• **GIVEN PROBLEM**:
Copy out the entries exactly, from the first line to the last.

[Records from a data source]
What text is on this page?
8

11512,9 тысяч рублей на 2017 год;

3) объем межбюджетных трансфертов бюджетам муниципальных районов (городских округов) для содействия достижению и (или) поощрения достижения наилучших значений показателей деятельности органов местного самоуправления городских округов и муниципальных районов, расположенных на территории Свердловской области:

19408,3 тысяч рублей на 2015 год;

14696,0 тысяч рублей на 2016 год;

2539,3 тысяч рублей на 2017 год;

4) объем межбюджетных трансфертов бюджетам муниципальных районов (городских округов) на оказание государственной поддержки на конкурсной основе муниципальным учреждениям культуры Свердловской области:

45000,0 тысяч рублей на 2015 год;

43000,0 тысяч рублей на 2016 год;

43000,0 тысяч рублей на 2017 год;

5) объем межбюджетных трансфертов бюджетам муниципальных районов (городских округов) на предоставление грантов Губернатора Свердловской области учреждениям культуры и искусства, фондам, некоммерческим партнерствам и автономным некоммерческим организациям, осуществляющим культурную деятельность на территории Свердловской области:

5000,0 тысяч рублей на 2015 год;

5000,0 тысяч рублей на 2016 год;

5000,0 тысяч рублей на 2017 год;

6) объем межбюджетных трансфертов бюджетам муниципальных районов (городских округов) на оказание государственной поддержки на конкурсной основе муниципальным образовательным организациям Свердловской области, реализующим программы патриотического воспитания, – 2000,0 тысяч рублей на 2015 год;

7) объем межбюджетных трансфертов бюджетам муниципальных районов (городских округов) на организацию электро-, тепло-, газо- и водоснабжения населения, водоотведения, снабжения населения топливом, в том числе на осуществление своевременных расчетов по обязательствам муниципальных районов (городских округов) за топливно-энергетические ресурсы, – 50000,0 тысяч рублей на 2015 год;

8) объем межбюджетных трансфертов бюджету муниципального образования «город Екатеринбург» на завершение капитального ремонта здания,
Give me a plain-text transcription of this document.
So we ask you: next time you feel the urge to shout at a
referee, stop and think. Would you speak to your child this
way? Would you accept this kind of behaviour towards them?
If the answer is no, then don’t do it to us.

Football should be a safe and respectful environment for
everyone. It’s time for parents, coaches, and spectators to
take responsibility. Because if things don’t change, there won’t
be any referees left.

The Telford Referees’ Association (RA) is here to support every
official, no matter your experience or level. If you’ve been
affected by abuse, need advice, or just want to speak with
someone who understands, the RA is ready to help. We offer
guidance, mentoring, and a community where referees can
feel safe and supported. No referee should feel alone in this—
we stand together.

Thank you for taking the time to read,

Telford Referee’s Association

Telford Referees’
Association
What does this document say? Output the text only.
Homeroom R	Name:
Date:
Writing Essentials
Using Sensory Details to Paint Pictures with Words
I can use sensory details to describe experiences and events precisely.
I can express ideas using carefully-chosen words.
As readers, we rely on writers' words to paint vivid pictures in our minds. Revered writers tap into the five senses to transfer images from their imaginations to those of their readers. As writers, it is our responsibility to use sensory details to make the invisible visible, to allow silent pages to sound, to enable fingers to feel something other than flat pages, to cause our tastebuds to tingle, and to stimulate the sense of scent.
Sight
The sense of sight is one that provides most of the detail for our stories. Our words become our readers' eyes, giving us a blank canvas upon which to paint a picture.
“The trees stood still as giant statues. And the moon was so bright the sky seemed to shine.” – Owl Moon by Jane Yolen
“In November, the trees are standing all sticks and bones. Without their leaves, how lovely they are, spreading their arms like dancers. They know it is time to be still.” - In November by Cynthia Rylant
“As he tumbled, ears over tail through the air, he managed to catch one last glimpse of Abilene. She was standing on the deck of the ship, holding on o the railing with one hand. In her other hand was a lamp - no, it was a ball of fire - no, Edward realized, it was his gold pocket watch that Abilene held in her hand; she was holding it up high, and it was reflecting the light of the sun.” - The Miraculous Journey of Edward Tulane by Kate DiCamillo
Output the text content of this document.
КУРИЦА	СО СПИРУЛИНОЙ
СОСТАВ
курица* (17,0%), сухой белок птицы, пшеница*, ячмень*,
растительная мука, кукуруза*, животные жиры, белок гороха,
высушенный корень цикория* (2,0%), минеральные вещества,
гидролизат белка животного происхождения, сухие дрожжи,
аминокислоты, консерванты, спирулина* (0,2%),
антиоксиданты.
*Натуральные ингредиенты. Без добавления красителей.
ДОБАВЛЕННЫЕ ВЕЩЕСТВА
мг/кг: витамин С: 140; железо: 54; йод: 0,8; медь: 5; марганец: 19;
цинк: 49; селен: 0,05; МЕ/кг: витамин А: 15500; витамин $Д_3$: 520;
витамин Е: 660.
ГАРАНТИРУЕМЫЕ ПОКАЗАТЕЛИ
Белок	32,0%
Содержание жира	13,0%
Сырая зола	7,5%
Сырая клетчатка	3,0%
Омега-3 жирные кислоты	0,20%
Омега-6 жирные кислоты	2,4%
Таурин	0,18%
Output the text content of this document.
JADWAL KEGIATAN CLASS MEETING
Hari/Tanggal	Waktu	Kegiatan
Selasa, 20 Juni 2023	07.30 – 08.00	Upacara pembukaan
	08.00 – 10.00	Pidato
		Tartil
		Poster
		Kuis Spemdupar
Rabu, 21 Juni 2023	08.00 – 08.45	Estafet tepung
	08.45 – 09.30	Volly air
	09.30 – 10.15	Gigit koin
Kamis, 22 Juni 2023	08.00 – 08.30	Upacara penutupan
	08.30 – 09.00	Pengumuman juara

• **REPLY TO THE TASK**:
What text is on this page?
8

11512,9 тысяч рублей на 2017 год;

3) объем межбюджетных трансфертов бюджетам муниципальных районов (городских округов) для содействия достижению и (или) поощрения достижения наилучших значений показателей деятельности органов местного самоуправления городских округов и муниципальных районов, расположенных на территории Свердловской области:

19408,3 тысяч рублей на 2015 год;

14696,0 тысяч рублей на 2016 год;

2539,3 тысяч рублей на 2017 год;

4) объем межбюджетных трансфертов бюджетам муниципальных районов (городских округов) на оказание государственной поддержки на конкурсной основе муниципальным учреждениям культуры Свердловской области:

45000,0 тысяч рублей на 2015 год;

43000,0 тысяч рублей на 2016 год;

43000,0 тысяч рублей на 2017 год;

5) объем межбюджетных трансфертов бюджетам муниципальных районов (городских округов) на предоставление грантов Губернатора Свердловской области учреждениям культуры и искусства, фондам, некоммерческим партнерствам и автономным некоммерческим организациям, осуществляющим культурную деятельность на территории Свердловской области:

5000,0 тысяч рублей на 2015 год;

5000,0 тысяч рублей на 2016 год;

5000,0 тысяч рублей на 2017 год;

6) объем межбюджетных трансфертов бюджетам муниципальных районов (городских округов) на оказание государственной поддержки на конкурсной основе муниципальным образовательным организациям Свердловской области, реализующим программы патриотического воспитания, – 2000,0 тысяч рублей на 2015 год;

7) объем межбюджетных трансфертов бюджетам муниципальных районов (городских округов) на организацию электро-, тепло-, газо- и водоснабжения населения, водоотведения, снабжения населения топливом, в том числе на осуществление своевременных расчетов по обязательствам муниципальных районов (городских округов) за топливно-энергетические ресурсы, – 50000,0 тысяч рублей на 2015 год;

8) объем межбюджетных трансфертов бюджету муниципального образования «город Екатеринбург» на завершение капитального ремонта здания,
Give me a plain-text transcription of this document.
So we ask you: next time you feel the urge to shout at a
referee, stop and think. Would you speak to your child this
way? Would you accept this kind of behaviour towards them?
If the answer is no, then don’t do it to us.

Football should be a safe and respectful environment for
everyone. It’s time for parents, coaches, and spectators to
take responsibility. Because if things don’t change, there won’t
be any referees left.

The Telford Referees’ Association (RA) is here to support every
official, no matter your experience or level. If you’ve been
affected by abuse, need advice, or just want to speak with
someone who understands, the RA is ready to help. We offer
guidance, mentoring, and a community where referees can
feel safe and supported. No referee should feel alone in this—
we stand together.

Thank you for taking the time to read,

Telford Referee’s Association

Telford Referees’
Association
What does this document say? Output the text only.
Homeroom R	Name:
Date:
Writing Essentials
Using Sensory Details to Paint Pictures with Words
I can use sensory details to describe experiences and events precisely.
I can express ideas using carefully-chosen words.
As readers, we rely on writers' words to paint vivid pictures in our minds. Revered writers tap into the five senses to transfer images from their imaginations to those of their readers. As writers, it is our responsibility to use sensory details to make the invisible visible, to allow silent pages to sound, to enable fingers to feel something other than flat pages, to cause our tastebuds to tingle, and to stimulate the sense of scent.
Sight
The sense of sight is one that provides most of the detail for our stories. Our words become our readers' eyes, giving us a blank canvas upon which to paint a picture.
“The trees stood still as giant statues. And the moon was so bright the sky seemed to shine.” – Owl Moon by Jane Yolen
“In November, the trees are standing all sticks and bones. Without their leaves, how lovely they are, spreading their arms like dancers. They know it is time to be still.” - In November by Cynthia Rylant
“As he tumbled, ears over tail through the air, he managed to catch one last glimpse of Abilene. She was standing on the deck of the ship, holding on o the railing with one hand. In her other hand was a lamp - no, it was a ball of fire - no, Edward realized, it was his gold pocket watch that Abilene held in her hand; she was holding it up high, and it was reflecting the light of the sun.” - The Miraculous Journey of Edward Tulane by Kate DiCamillo
Output the text content of this document.
КУРИЦА	СО СПИРУЛИНОЙ
СОСТАВ
курица* (17,0%), сухой белок птицы, пшеница*, ячмень*,
растительная мука, кукуруза*, животные жиры, белок гороха,
высушенный корень цикория* (2,0%), минеральные вещества,
гидролизат белка животного происхождения, сухие дрожжи,
аминокислоты, консерванты, спирулина* (0,2%),
антиоксиданты.
*Натуральные ингредиенты. Без добавления красителей.
ДОБАВЛЕННЫЕ ВЕЩЕСТВА
мг/кг: витамин С: 140; железо: 54; йод: 0,8; медь: 5; марганец: 19;
цинк: 49; селен: 0,05; МЕ/кг: витамин А: 15500; витамин $Д_3$: 520;
витамин Е: 660.
ГАРАНТИРУЕМЫЕ ПОКАЗАТЕЛИ
Белок	32,0%
Содержание жира	13,0%
Сырая зола	7,5%
Сырая клетчатка	3,0%
Омега-3 жирные кислоты	0,20%
Омега-6 жирные кислоты	2,4%
Таурин	0,18%
Output the text content of this document.
JADWAL KEGIATAN CLASS MEETING
Hari/Tanggal	Waktu	Kegiatan
Selasa, 20 Juni 2023	07.30 – 08.00	Upacara pembukaan
	08.00 – 10.00	Pidato
		Tartil
		Poster
		Kuis Spemdupar
Rabu, 21 Juni 2023	08.00 – 08.45	Estafet tepung
	08.45 – 09.30	Volly air
	09.30 – 10.15	Gigit koin
Kamis, 22 Juni 2023	08.00 – 08.30	Upacara penutupan
	08.30 – 09.00	Pengumuman juara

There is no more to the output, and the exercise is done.